CHALLENGE: Only the number is wanted: how many lines contain the string "this"?

DATASET EXCERPTS:
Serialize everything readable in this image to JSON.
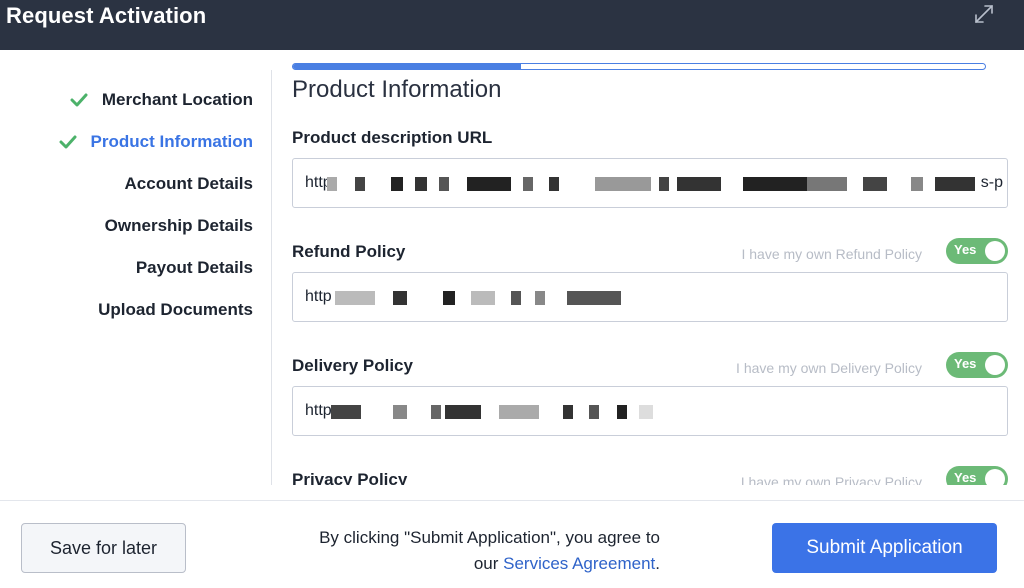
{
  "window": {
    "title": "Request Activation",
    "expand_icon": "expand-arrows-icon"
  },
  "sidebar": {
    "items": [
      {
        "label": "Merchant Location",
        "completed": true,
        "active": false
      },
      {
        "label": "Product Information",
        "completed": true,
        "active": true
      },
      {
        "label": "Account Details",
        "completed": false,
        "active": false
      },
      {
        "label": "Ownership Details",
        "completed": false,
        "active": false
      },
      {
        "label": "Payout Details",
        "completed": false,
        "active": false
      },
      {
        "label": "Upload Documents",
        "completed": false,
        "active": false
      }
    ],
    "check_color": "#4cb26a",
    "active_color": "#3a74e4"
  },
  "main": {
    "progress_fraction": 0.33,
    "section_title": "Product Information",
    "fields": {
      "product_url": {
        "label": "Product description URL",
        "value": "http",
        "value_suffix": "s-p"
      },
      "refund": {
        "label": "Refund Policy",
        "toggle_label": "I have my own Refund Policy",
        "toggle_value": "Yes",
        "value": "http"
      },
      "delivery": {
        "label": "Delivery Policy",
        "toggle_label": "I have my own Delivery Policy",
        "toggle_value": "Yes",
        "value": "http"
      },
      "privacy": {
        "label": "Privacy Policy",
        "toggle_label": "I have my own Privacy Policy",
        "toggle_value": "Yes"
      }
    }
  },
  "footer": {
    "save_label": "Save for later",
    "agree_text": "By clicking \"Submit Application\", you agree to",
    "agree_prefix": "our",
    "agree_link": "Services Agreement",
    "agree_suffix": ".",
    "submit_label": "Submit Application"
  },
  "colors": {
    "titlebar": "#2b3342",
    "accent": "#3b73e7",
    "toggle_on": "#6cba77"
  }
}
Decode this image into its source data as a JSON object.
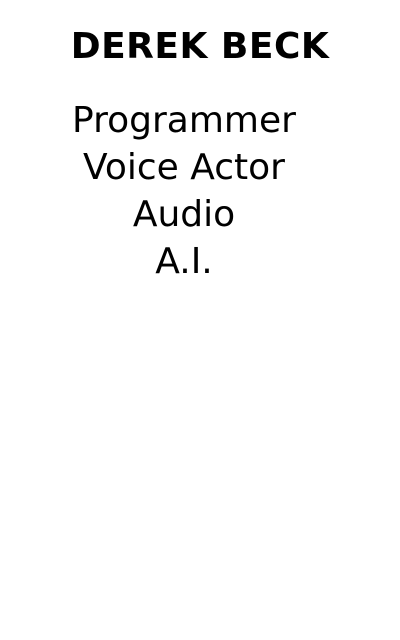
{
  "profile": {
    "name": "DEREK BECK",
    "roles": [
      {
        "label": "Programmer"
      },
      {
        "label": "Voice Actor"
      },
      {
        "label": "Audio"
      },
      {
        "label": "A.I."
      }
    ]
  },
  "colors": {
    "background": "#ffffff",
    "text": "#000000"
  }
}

...

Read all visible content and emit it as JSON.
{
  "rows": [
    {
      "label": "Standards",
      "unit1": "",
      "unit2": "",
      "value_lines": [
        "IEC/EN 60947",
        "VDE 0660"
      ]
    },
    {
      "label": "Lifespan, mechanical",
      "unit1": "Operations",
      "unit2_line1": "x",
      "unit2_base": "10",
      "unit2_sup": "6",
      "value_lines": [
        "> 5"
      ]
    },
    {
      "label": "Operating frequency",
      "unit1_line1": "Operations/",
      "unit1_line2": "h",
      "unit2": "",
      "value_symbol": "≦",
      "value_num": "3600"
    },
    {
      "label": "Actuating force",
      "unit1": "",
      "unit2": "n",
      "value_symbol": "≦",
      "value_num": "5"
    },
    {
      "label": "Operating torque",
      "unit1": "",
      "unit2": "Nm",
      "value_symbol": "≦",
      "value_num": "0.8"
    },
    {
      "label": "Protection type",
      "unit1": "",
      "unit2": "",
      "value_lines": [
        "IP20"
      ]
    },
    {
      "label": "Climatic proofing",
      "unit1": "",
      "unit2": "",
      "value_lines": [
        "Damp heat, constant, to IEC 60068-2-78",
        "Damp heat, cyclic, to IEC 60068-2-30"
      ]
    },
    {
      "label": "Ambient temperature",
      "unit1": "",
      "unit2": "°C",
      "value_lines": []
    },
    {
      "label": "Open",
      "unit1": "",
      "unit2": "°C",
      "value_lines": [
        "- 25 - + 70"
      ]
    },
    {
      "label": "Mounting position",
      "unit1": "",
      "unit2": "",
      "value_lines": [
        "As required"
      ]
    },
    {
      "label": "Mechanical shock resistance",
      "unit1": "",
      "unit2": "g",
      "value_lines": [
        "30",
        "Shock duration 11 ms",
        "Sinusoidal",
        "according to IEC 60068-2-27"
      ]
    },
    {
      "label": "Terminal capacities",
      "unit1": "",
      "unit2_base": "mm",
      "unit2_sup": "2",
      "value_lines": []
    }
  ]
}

* * *

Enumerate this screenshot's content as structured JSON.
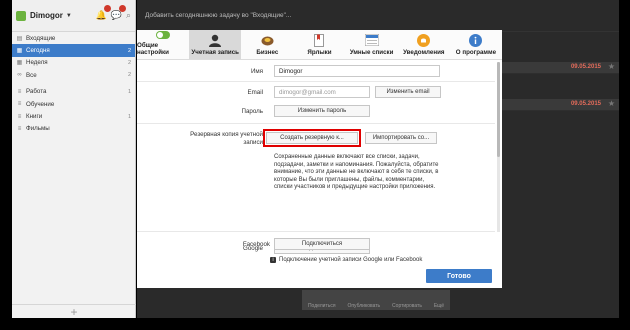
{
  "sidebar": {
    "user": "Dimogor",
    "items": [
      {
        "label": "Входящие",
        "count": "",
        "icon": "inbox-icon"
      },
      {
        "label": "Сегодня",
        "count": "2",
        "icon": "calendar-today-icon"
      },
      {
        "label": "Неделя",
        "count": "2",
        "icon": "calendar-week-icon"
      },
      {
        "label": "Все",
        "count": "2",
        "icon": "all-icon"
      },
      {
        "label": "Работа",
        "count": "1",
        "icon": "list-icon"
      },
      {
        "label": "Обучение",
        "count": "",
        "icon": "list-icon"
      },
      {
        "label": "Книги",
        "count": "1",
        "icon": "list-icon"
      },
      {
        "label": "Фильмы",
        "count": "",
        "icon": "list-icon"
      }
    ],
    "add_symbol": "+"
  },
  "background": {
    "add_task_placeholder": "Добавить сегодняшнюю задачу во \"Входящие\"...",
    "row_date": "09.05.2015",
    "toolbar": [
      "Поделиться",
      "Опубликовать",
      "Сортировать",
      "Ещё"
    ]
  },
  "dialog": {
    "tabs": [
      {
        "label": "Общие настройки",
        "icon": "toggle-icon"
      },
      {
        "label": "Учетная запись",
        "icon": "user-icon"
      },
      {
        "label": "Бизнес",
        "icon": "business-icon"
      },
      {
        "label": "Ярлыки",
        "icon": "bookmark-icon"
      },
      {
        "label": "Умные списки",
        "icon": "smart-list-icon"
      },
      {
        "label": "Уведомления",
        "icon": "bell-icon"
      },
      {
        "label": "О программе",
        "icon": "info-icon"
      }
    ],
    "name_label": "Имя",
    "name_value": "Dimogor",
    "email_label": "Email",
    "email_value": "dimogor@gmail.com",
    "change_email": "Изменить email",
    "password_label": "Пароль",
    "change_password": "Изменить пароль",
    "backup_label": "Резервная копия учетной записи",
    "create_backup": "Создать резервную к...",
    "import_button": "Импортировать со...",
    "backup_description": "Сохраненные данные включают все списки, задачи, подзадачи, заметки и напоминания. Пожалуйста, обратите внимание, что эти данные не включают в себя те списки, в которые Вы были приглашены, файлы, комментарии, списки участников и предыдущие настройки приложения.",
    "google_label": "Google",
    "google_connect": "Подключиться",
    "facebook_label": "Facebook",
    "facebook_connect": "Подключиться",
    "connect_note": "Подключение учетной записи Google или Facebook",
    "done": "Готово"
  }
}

OUTPUT OF THE EXERCISE: 3